__PROBLEM A__. Copy the part of the forum post about indexing vehicle documents between "Static fields: Common" and "(car), rateOfClimb(aircraft), stroke(ship)", inclusive.

PASSAGE TO READ start

Hi CB Team,
We have a scenario where we want to index (using FTS) documents that contains both static and dynamic fields.
Static fields: Common fields across all the documents. Ex: make, model, country.
Dynamic fields: They are not common across all the documents. Ex: mpg (car), rateOfClimb(aircraft), stroke(ship)
Sample document to illustrate the scenario:
{
"id": "vehicle::1000",
"type": "vehicle",
"category": "car",
"make": "Hyundai",
"model": "Sonata",
"country": "South Korea",
"airbags": true,
"engineType": "gasoline",
"horsepower": 500,
"mpg": 30
}
{
"id": "vehicle::1001",
"type": "vehicle",
"category": "aircraft",
"make": "Boeing",
"model": "747",
"country": "USA",
"engine": "Rolls-Royce",
"thrust": 59450,
"range": 4000,
"rateOfClimb": 6000
}
{
"id": "vehicle::1002",
"type": "vehicle",
"category": "ship",
"make": "Marine Shipbuilding Co",
"model": "Coral Princess",
"country": "France",
"stroke": 2500,
"propeller": "screw",
"pistonSpeed": 10
}
Note: We will be using each and every field in the index creation.

PASSAGE TO READ end
EXTRACTED MATERIAL start

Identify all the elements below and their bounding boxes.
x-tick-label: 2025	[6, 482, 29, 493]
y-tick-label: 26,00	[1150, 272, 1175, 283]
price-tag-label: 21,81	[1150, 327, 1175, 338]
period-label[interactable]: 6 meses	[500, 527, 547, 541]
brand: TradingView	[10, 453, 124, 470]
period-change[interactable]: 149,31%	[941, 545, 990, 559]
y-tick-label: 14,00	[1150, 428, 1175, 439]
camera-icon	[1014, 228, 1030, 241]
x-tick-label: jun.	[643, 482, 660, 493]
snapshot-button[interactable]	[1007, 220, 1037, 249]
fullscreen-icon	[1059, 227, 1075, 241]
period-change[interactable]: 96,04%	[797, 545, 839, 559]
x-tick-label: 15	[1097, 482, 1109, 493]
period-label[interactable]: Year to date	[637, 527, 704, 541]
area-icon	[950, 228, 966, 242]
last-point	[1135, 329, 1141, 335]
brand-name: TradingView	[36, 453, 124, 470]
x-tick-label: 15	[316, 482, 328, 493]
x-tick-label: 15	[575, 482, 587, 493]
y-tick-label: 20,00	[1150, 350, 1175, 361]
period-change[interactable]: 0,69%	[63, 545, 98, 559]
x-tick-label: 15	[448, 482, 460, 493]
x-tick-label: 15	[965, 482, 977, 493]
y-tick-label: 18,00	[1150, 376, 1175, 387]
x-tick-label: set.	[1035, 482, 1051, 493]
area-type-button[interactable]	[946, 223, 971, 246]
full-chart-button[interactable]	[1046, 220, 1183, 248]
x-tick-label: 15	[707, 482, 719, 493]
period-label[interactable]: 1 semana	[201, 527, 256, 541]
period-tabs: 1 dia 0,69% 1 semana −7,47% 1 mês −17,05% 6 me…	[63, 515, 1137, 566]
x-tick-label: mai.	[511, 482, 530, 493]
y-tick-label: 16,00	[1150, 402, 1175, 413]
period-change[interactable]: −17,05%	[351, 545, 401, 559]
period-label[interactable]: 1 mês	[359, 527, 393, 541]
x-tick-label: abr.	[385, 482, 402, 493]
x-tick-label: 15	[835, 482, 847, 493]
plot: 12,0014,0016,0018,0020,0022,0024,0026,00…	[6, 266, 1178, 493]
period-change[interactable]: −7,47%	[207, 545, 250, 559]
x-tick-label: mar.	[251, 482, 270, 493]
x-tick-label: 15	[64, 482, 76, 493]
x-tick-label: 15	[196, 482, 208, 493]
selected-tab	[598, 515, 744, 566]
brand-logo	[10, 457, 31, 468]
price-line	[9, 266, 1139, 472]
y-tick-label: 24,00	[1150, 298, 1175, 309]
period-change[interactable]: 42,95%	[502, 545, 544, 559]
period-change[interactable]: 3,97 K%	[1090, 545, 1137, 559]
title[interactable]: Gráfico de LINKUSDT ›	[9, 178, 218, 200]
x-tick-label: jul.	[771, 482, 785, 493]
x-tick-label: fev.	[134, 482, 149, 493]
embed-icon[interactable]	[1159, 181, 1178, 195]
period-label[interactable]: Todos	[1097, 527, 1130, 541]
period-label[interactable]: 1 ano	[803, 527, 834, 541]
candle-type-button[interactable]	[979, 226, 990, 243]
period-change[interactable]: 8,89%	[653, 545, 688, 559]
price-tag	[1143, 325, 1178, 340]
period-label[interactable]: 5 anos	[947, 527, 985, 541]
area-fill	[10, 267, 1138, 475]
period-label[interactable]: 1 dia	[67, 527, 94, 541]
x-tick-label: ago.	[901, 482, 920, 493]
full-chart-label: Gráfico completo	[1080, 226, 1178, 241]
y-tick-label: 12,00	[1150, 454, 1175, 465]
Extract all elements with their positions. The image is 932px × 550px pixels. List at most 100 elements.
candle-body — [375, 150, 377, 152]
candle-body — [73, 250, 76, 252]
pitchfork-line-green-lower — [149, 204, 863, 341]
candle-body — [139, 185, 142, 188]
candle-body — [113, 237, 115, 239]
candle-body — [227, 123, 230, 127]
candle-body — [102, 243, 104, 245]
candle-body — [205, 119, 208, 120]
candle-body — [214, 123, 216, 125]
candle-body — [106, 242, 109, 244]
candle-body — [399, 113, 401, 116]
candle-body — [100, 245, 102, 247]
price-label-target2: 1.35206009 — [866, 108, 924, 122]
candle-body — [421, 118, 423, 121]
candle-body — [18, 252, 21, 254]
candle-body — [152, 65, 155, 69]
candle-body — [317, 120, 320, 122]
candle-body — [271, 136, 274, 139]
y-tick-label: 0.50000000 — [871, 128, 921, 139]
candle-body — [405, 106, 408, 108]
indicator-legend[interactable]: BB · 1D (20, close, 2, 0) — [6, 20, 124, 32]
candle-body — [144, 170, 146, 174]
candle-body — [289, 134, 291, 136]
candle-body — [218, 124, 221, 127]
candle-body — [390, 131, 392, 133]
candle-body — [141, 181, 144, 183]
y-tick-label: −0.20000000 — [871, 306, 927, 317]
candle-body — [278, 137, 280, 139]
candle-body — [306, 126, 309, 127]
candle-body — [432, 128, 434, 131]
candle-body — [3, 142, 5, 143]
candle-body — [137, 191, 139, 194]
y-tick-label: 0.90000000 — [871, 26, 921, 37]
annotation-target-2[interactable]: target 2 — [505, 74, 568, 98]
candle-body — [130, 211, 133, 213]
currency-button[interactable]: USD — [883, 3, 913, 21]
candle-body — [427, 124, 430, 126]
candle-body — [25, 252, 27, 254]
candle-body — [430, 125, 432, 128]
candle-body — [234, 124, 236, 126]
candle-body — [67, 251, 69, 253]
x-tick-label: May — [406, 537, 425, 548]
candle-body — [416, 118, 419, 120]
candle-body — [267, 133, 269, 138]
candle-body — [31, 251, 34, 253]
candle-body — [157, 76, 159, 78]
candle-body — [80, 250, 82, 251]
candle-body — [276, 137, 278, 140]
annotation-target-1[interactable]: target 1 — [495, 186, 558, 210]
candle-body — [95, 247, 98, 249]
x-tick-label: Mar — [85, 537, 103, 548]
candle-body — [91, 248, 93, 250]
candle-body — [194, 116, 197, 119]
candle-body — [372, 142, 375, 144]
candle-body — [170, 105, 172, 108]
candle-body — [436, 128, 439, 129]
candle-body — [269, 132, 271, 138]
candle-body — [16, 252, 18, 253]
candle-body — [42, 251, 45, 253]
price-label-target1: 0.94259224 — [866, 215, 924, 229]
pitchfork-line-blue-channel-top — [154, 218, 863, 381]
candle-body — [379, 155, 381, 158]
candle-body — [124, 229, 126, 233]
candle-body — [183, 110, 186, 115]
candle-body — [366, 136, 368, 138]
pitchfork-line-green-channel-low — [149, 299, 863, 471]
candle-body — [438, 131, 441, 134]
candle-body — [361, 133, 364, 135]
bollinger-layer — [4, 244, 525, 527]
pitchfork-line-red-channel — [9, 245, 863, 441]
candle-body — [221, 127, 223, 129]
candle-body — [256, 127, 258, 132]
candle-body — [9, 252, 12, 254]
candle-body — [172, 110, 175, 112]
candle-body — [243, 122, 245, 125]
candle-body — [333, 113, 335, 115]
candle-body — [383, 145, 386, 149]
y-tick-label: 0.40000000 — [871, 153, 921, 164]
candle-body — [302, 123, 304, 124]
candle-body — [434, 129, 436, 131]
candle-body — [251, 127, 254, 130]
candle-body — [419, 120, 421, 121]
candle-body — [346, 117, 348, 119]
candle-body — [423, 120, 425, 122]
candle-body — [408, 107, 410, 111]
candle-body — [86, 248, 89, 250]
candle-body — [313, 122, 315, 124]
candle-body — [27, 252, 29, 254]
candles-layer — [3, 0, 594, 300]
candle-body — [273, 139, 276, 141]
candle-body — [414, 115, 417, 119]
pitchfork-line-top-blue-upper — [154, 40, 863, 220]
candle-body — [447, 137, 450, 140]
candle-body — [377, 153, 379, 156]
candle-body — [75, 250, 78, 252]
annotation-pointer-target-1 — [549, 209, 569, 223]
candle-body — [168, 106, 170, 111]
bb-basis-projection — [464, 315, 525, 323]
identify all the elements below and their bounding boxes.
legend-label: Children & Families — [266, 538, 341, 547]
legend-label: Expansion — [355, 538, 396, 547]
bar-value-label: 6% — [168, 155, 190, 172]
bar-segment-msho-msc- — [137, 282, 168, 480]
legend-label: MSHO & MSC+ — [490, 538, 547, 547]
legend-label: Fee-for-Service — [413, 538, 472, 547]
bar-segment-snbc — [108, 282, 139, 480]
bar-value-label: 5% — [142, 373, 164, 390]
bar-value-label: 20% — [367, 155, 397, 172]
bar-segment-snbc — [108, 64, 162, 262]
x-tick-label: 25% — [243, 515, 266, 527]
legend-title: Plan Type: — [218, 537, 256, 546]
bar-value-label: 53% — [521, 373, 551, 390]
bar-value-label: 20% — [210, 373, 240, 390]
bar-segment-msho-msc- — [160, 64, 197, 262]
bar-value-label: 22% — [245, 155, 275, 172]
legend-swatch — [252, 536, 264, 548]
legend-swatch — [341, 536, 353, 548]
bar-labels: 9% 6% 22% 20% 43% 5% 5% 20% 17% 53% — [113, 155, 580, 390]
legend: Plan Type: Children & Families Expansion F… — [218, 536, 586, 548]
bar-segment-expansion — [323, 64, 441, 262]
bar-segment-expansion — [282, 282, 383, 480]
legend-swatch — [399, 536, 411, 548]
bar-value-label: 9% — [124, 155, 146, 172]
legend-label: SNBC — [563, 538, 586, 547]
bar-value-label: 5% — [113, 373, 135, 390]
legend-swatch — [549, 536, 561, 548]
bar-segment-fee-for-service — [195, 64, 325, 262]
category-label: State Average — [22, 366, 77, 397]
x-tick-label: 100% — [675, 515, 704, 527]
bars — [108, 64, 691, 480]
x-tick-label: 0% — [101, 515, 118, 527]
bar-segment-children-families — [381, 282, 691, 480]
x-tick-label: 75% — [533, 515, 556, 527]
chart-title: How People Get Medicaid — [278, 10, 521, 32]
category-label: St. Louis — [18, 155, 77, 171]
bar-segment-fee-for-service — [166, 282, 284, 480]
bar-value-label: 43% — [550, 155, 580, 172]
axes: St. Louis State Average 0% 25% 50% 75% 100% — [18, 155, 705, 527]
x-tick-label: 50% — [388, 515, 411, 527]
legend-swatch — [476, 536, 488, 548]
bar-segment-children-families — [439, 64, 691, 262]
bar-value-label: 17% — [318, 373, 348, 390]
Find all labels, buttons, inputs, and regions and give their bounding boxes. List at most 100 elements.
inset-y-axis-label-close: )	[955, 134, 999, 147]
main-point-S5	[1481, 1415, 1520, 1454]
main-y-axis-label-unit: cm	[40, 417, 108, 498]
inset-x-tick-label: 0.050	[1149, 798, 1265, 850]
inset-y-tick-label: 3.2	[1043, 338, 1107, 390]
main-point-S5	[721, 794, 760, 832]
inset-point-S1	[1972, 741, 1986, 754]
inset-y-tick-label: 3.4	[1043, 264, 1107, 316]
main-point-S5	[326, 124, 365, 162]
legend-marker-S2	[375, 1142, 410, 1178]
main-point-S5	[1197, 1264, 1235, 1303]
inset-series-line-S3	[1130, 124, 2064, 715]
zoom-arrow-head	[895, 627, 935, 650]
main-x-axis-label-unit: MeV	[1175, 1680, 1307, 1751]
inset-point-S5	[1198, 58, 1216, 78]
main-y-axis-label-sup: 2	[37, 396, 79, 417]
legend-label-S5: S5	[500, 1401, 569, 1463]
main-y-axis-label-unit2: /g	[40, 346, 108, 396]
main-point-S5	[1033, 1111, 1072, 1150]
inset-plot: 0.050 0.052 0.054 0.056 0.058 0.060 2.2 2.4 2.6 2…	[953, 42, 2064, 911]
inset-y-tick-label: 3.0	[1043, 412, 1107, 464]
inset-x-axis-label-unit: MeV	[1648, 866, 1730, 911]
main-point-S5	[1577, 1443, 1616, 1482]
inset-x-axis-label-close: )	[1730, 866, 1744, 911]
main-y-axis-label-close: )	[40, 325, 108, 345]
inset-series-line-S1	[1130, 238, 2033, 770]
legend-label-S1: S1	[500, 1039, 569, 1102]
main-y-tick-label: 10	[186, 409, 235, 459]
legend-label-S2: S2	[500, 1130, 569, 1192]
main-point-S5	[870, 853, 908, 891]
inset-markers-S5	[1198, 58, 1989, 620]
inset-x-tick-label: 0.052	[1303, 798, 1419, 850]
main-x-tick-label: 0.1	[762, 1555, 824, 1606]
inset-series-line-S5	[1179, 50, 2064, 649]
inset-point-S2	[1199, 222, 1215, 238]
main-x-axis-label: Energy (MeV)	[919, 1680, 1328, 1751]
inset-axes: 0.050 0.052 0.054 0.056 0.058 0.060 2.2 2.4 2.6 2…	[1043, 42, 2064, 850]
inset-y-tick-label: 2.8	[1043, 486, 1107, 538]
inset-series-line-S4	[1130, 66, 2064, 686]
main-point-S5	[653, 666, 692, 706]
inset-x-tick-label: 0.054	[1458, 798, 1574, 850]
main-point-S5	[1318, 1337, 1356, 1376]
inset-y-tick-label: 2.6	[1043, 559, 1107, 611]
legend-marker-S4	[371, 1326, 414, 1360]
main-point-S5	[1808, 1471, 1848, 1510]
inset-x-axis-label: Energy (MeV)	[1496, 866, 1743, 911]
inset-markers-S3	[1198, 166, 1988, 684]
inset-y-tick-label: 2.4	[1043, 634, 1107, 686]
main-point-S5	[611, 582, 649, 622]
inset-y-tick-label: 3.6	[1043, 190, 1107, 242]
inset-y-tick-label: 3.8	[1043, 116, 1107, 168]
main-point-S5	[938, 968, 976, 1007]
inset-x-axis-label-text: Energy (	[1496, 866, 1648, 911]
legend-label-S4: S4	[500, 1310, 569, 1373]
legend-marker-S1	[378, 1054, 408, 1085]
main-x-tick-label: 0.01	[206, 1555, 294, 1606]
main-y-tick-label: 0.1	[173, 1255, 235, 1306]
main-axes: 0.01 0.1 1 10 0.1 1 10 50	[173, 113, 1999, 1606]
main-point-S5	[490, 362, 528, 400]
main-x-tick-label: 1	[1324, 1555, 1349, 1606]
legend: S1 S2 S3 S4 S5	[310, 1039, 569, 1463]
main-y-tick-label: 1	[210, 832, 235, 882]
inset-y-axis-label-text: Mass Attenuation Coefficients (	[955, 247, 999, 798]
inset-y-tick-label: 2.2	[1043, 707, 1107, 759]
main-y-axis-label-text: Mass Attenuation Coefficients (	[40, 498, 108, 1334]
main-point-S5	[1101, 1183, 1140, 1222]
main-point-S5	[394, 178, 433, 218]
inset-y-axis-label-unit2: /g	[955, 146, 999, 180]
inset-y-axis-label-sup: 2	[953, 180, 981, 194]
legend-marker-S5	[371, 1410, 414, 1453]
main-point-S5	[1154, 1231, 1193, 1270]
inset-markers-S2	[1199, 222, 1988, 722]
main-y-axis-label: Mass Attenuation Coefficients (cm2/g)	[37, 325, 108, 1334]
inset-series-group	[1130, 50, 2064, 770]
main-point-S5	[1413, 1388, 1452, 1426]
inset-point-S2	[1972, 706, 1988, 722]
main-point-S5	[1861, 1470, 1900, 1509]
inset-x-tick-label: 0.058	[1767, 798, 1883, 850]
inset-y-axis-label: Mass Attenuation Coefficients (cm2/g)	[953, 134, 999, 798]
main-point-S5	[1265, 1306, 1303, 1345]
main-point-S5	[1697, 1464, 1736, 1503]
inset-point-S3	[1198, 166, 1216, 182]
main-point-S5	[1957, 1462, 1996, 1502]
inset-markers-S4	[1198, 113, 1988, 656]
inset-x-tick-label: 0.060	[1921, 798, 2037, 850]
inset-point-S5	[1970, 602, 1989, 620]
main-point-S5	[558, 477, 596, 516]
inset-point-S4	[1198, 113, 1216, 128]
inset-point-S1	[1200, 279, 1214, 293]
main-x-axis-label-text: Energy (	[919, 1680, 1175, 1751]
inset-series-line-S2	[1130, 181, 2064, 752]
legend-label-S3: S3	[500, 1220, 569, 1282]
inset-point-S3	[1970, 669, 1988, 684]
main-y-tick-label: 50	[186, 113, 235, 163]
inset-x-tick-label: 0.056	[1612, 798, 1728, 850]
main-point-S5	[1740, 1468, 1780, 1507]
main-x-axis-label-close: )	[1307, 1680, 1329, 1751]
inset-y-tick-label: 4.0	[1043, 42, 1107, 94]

EXTRACTED MATERIAL end

__PROBLEM B__. Write out the records from their first line through the line holding "228, 1030, 241]", inclusive.

__WRITTEN SOLUTION A__.
Static fields: Common fields across all the documents. Ex: make, model, country.
Dynamic fields: They are not common across all the documents. Ex: mpg (car), rateOfClimb(aircraft), stroke(ship)

__WRITTEN SOLUTION B__.
Identify all the elements below and their bounding boxes.
x-tick-label: 2025	[6, 482, 29, 493]
y-tick-label: 26,00	[1150, 272, 1175, 283]
price-tag-label: 21,81	[1150, 327, 1175, 338]
period-label[interactable]: 6 meses	[500, 527, 547, 541]
brand: TradingView	[10, 453, 124, 470]
period-change[interactable]: 149,31%	[941, 545, 990, 559]
y-tick-label: 14,00	[1150, 428, 1175, 439]
camera-icon	[1014, 228, 1030, 241]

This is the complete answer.